Problem description -> Output an exact reproduction of the data.

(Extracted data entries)
┏━━
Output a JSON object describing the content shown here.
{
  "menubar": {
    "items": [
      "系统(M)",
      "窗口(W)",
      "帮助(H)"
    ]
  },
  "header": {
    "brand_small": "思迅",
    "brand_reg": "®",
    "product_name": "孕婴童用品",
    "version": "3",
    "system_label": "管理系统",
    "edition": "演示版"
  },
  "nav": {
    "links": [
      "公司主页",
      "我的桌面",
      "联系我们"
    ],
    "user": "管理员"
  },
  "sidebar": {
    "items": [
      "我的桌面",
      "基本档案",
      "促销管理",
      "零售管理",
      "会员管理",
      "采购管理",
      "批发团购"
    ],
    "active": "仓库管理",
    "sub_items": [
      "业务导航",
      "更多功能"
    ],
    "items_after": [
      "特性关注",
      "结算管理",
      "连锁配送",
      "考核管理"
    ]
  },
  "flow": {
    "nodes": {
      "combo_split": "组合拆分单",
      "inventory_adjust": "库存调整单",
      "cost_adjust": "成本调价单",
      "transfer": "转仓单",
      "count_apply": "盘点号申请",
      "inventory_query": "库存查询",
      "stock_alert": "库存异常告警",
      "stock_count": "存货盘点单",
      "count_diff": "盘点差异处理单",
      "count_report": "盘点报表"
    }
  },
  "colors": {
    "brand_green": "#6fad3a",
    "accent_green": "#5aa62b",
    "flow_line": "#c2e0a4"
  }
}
┗━━
Completed task ->
Output a JSON object describing the content shown here.
{
  "menubar": {
    "items": [
      "系统(M)",
      "窗口(W)",
      "帮助(H)"
    ]
  },
  "header": {
    "brand_small": "思迅",
    "brand_reg": "®",
    "product_name": "孕婴童用品",
    "version": "3",
    "system_label": "管理系统",
    "edition": "演示版"
  },
  "nav": {
    "links": [
      "公司主页",
      "我的桌面",
      "联系我们"
    ],
    "user": "管理员"
  },
  "sidebar": {
    "items": [
      "我的桌面",
      "基本档案",
      "促销管理",
      "零售管理",
      "会员管理",
      "采购管理",
      "批发团购"
    ],
    "active": "仓库管理",
    "sub_items": [
      "业务导航",
      "更多功能"
    ],
    "items_after": [
      "特性关注",
      "结算管理",
      "连锁配送",
      "考核管理"
    ]
  },
  "flow": {
    "nodes": {
      "combo_split": "组合拆分单",
      "inventory_adjust": "库存调整单",
      "cost_adjust": "成本调价单",
      "transfer": "转仓单",
      "count_apply": "盘点号申请",
      "inventory_query": "库存查询",
      "stock_alert": "库存异常告警",
      "stock_count": "存货盘点单",
      "count_diff": "盘点差异处理单",
      "count_report": "盘点报表"
    }
  },
  "colors": {
    "brand_green": "#6fad3a",
    "accent_green": "#5aa62b",
    "flow_line": "#c2e0a4"
  }
}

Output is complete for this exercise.